# Short task
Quote the records that follow in full and exactly; leave out the pictures.

(Source records)
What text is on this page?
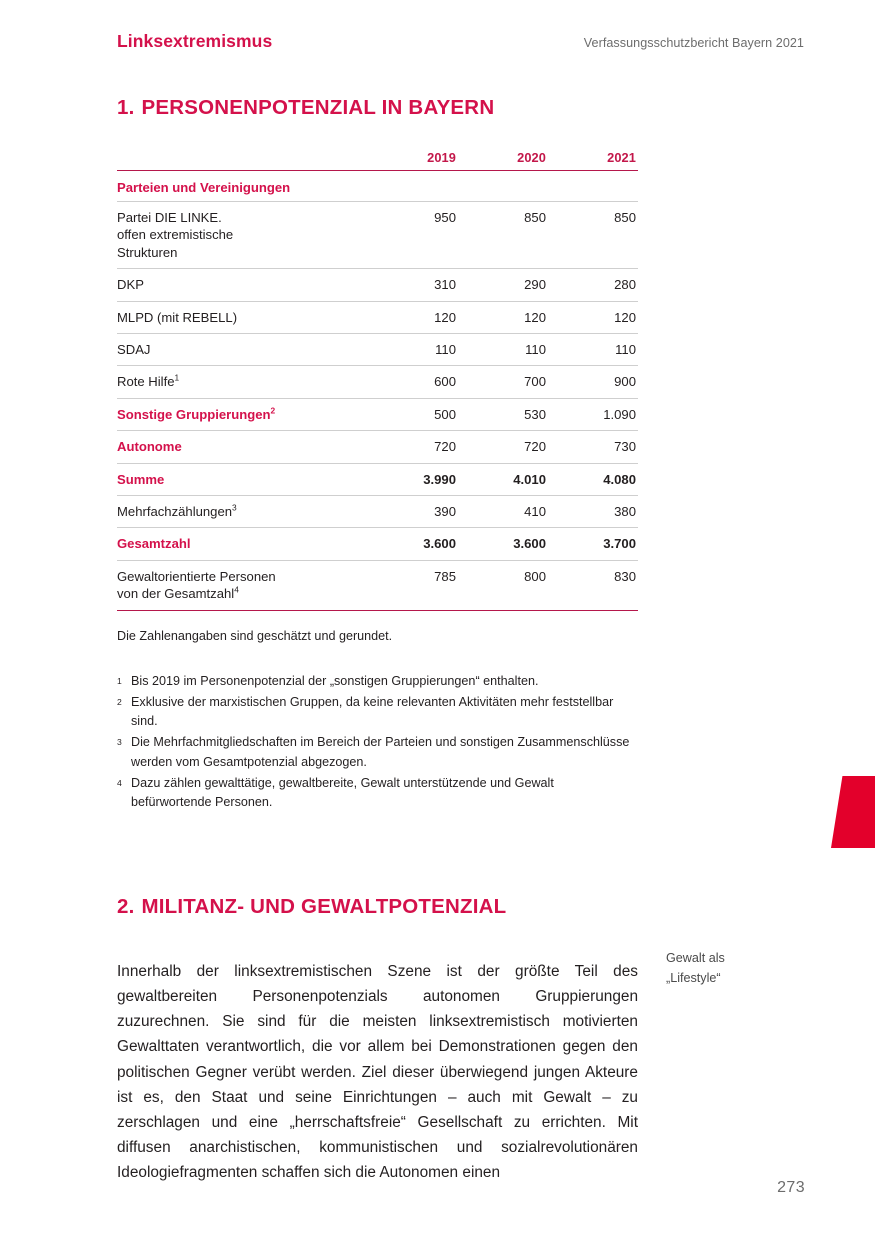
Linksextremismus	Verfassungsschutzbericht Bayern 2021
1. PERSONENPOTENZIAL IN BAYERN
	2019	2020	2021
Parteien und Vereinigungen			
Partei DIE LINKE.
offen extremistische
Strukturen	950	850	850
DKP	310	290	280
MLPD (mit REBELL)	120	120	120
SDAJ	110	110	110
Rote Hilfe$^1$	600	700	900
Sonstige Gruppierungen$^2$	500	530	1.090
Autonome	720	720	730
Summe	3.990	4.010	4.080
Mehrfachzählungen$^3$	390	410	380
Gesamtzahl	3.600	3.600	3.700
Gewaltorientierte Personen
von der Gesamtzahl$^4$	785	800	830
Die Zahlenangaben sind geschätzt und gerundet.
1 Bis 2019 im Personenpotenzial der „sonstigen Gruppierungen“ enthalten.
2 Exklusive der marxistischen Gruppen, da keine relevanten Aktivitäten mehr feststellbar sind.
3 Die Mehrfachmitgliedschaften im Bereich der Parteien und sonstigen Zusammenschlüsse werden vom Gesamtpotenzial abgezogen.
4 Dazu zählen gewalttätige, gewaltbereite, Gewalt unterstützende und Gewalt befürwortende Personen.
2. MILITANZ- UND GEWALTPOTENZIAL

Innerhalb der linksextremistischen Szene ist der größte Teil des gewaltbereiten Personenpotenzials autonomen Gruppierungen zuzurechnen. Sie sind für die meisten linksextremistisch motivierten Gewalttaten verantwortlich, die vor allem bei Demonstrationen gegen den politischen Gegner verübt werden. Ziel dieser überwiegend jungen Akteure ist es, den Staat und seine Einrichtungen – auch mit Gewalt – zu zerschlagen und eine „herrschaftsfreie“ Gesellschaft zu errichten. Mit diffusen anarchistischen, kommunistischen und sozialrevolutionären Ideologiefragmenten schaffen sich die Autonomen einen

Gewalt als
„Lifestyle“
273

# Output for this exercise
What text is on this page?
Linksextremismus	Verfassungsschutzbericht Bayern 2021
1. PERSONENPOTENZIAL IN BAYERN
	2019	2020	2021
Parteien und Vereinigungen			
Partei DIE LINKE.
offen extremistische
Strukturen	950	850	850
DKP	310	290	280
MLPD (mit REBELL)	120	120	120
SDAJ	110	110	110
Rote Hilfe$^1$	600	700	900
Sonstige Gruppierungen$^2$	500	530	1.090
Autonome	720	720	730
Summe	3.990	4.010	4.080
Mehrfachzählungen$^3$	390	410	380
Gesamtzahl	3.600	3.600	3.700
Gewaltorientierte Personen
von der Gesamtzahl$^4$	785	800	830
Die Zahlenangaben sind geschätzt und gerundet.
1 Bis 2019 im Personenpotenzial der „sonstigen Gruppierungen“ enthalten.
2 Exklusive der marxistischen Gruppen, da keine relevanten Aktivitäten mehr feststellbar sind.
3 Die Mehrfachmitgliedschaften im Bereich der Parteien und sonstigen Zusammenschlüsse werden vom Gesamtpotenzial abgezogen.
4 Dazu zählen gewalttätige, gewaltbereite, Gewalt unterstützende und Gewalt befürwortende Personen.
2. MILITANZ- UND GEWALTPOTENZIAL

Innerhalb der linksextremistischen Szene ist der größte Teil des gewaltbereiten Personenpotenzials autonomen Gruppierungen zuzurechnen. Sie sind für die meisten linksextremistisch motivierten Gewalttaten verantwortlich, die vor allem bei Demonstrationen gegen den politischen Gegner verübt werden. Ziel dieser überwiegend jungen Akteure ist es, den Staat und seine Einrichtungen – auch mit Gewalt – zu zerschlagen und eine „herrschaftsfreie“ Gesellschaft zu errichten. Mit diffusen anarchistischen, kommunistischen und sozialrevolutionären Ideologiefragmenten schaffen sich die Autonomen einen

Gewalt als
„Lifestyle“
273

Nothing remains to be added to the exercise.